══ RECORDS SUPPLIED ══
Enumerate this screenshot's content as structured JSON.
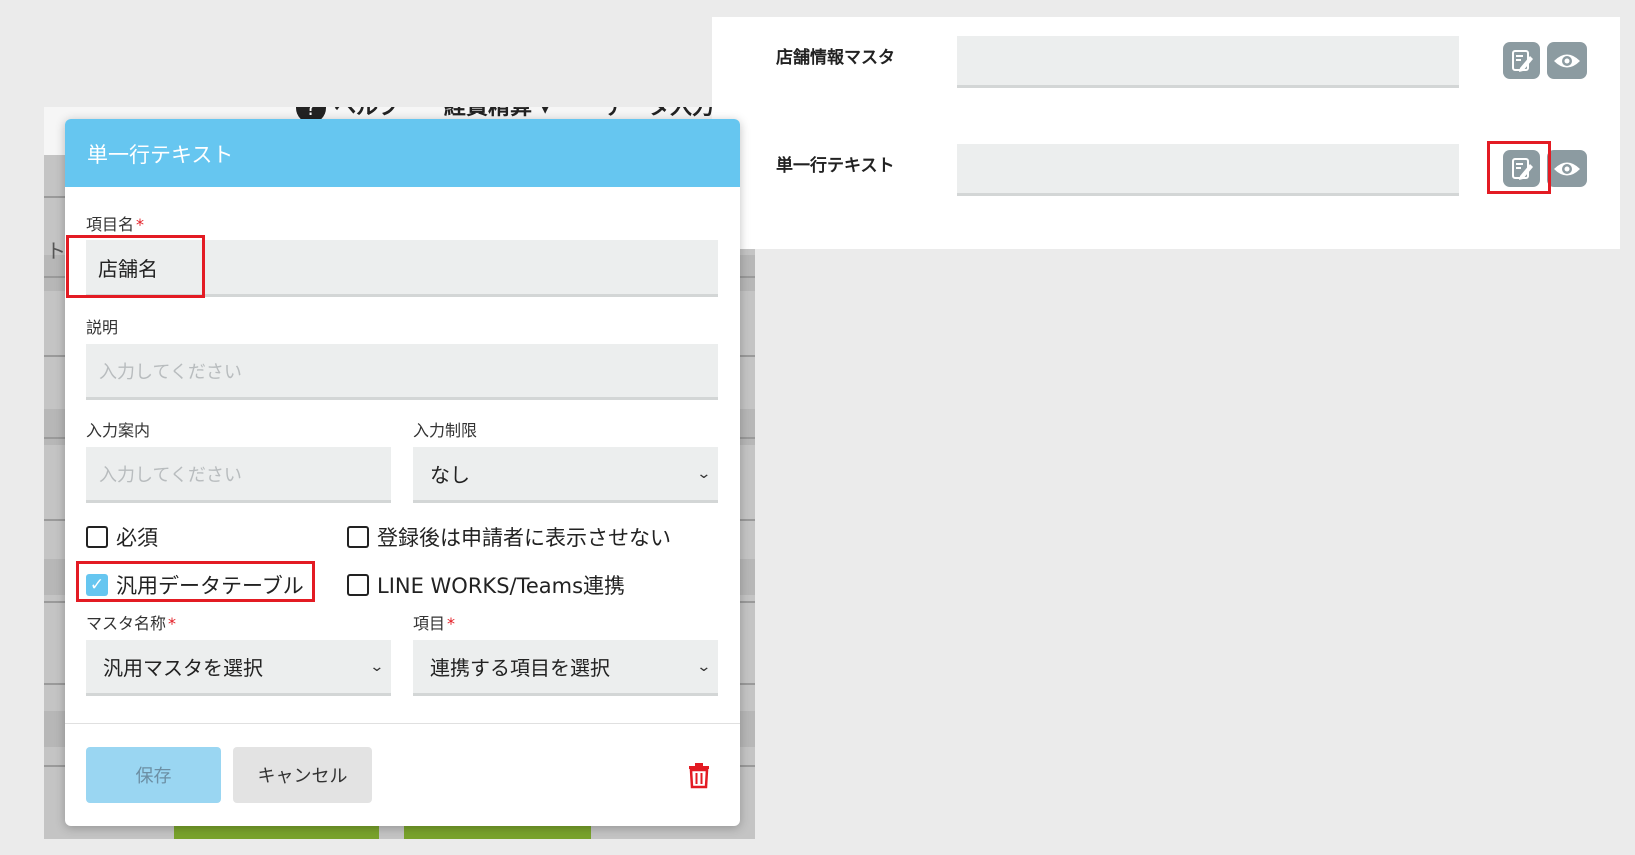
{
  "right_panel": {
    "rows": [
      {
        "label": "店舗情報マスタ"
      },
      {
        "label": "単一行テキスト"
      }
    ],
    "icons": {
      "edit": "edit-icon",
      "view": "eye-icon"
    }
  },
  "background": {
    "topbar_items": [
      "ヘルプ",
      "経費精算 ▾",
      "データ入力"
    ],
    "side_char": "ト"
  },
  "dialog": {
    "title": "単一行テキスト",
    "item_name_label": "項目名",
    "item_name_value": "店舗名",
    "required_mark": "*",
    "description_label": "説明",
    "description_placeholder": "入力してください",
    "input_guide_label": "入力案内",
    "input_guide_placeholder": "入力してください",
    "input_limit_label": "入力制限",
    "input_limit_value": "なし",
    "checkboxes": [
      {
        "label": "必須",
        "checked": false
      },
      {
        "label": "登録後は申請者に表示させない",
        "checked": false
      },
      {
        "label": "汎用データテーブル",
        "checked": true
      },
      {
        "label": "LINE WORKS/Teams連携",
        "checked": false
      }
    ],
    "master_name_label": "マスタ名称",
    "master_name_value": "汎用マスタを選択",
    "item_label": "項目",
    "item_value": "連携する項目を選択",
    "save_label": "保存",
    "cancel_label": "キャンセル"
  },
  "colors": {
    "header_blue": "#66c6f0",
    "highlight_red": "#e31b23",
    "icon_gray": "#8c9ba1",
    "trash_red": "#e31b23"
  }
}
═══
- WHAT TO WORK ON: Restate each line of the records exactly; pictures do not belong in the copy.

- TASK SOLUTION:
Enumerate this screenshot's content as structured JSON.
{
  "right_panel": {
    "rows": [
      {
        "label": "店舗情報マスタ"
      },
      {
        "label": "単一行テキスト"
      }
    ],
    "icons": {
      "edit": "edit-icon",
      "view": "eye-icon"
    }
  },
  "background": {
    "topbar_items": [
      "ヘルプ",
      "経費精算 ▾",
      "データ入力"
    ],
    "side_char": "ト"
  },
  "dialog": {
    "title": "単一行テキスト",
    "item_name_label": "項目名",
    "item_name_value": "店舗名",
    "required_mark": "*",
    "description_label": "説明",
    "description_placeholder": "入力してください",
    "input_guide_label": "入力案内",
    "input_guide_placeholder": "入力してください",
    "input_limit_label": "入力制限",
    "input_limit_value": "なし",
    "checkboxes": [
      {
        "label": "必須",
        "checked": false
      },
      {
        "label": "登録後は申請者に表示させない",
        "checked": false
      },
      {
        "label": "汎用データテーブル",
        "checked": true
      },
      {
        "label": "LINE WORKS/Teams連携",
        "checked": false
      }
    ],
    "master_name_label": "マスタ名称",
    "master_name_value": "汎用マスタを選択",
    "item_label": "項目",
    "item_value": "連携する項目を選択",
    "save_label": "保存",
    "cancel_label": "キャンセル"
  },
  "colors": {
    "header_blue": "#66c6f0",
    "highlight_red": "#e31b23",
    "icon_gray": "#8c9ba1",
    "trash_red": "#e31b23"
  }
}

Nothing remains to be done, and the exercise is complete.